-- start DATA EXTRACT --

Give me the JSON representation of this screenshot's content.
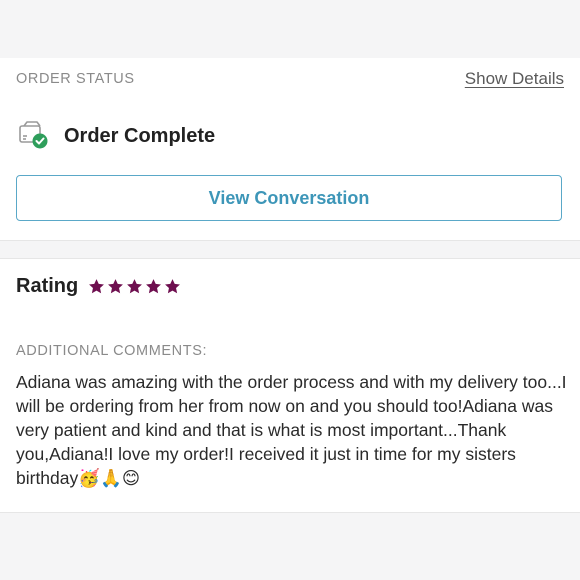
{
  "order_status": {
    "section_label": "ORDER STATUS",
    "show_details_label": "Show Details",
    "status_text": "Order Complete",
    "status_icon": "package-check-icon",
    "view_button_label": "View Conversation"
  },
  "rating": {
    "title": "Rating",
    "stars": 5,
    "max_stars": 5,
    "star_color": "#6e0f4f"
  },
  "comments": {
    "section_label": "ADDITIONAL COMMENTS:",
    "text": "Adiana was amazing with the order process and with my delivery too...I will be ordering from her from now on and you should too!Adiana was very patient and kind and that is what is most important...Thank you,Adiana!I love my order!I received it just in time for my sisters birthday🥳🙏😊"
  },
  "colors": {
    "accent": "#3d96b8",
    "success": "#2e9e5b",
    "label_gray": "#8a8a8a"
  }
}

-- end DATA EXTRACT --

WORK TO DO:
Quote the entries in full. Any image among them is to be omitted from the copy.

EXERCISE ANSWER:
Give me the JSON representation of this screenshot's content.
{
  "order_status": {
    "section_label": "ORDER STATUS",
    "show_details_label": "Show Details",
    "status_text": "Order Complete",
    "status_icon": "package-check-icon",
    "view_button_label": "View Conversation"
  },
  "rating": {
    "title": "Rating",
    "stars": 5,
    "max_stars": 5,
    "star_color": "#6e0f4f"
  },
  "comments": {
    "section_label": "ADDITIONAL COMMENTS:",
    "text": "Adiana was amazing with the order process and with my delivery too...I will be ordering from her from now on and you should too!Adiana was very patient and kind and that is what is most important...Thank you,Adiana!I love my order!I received it just in time for my sisters birthday🥳🙏😊"
  },
  "colors": {
    "accent": "#3d96b8",
    "success": "#2e9e5b",
    "label_gray": "#8a8a8a"
  }
}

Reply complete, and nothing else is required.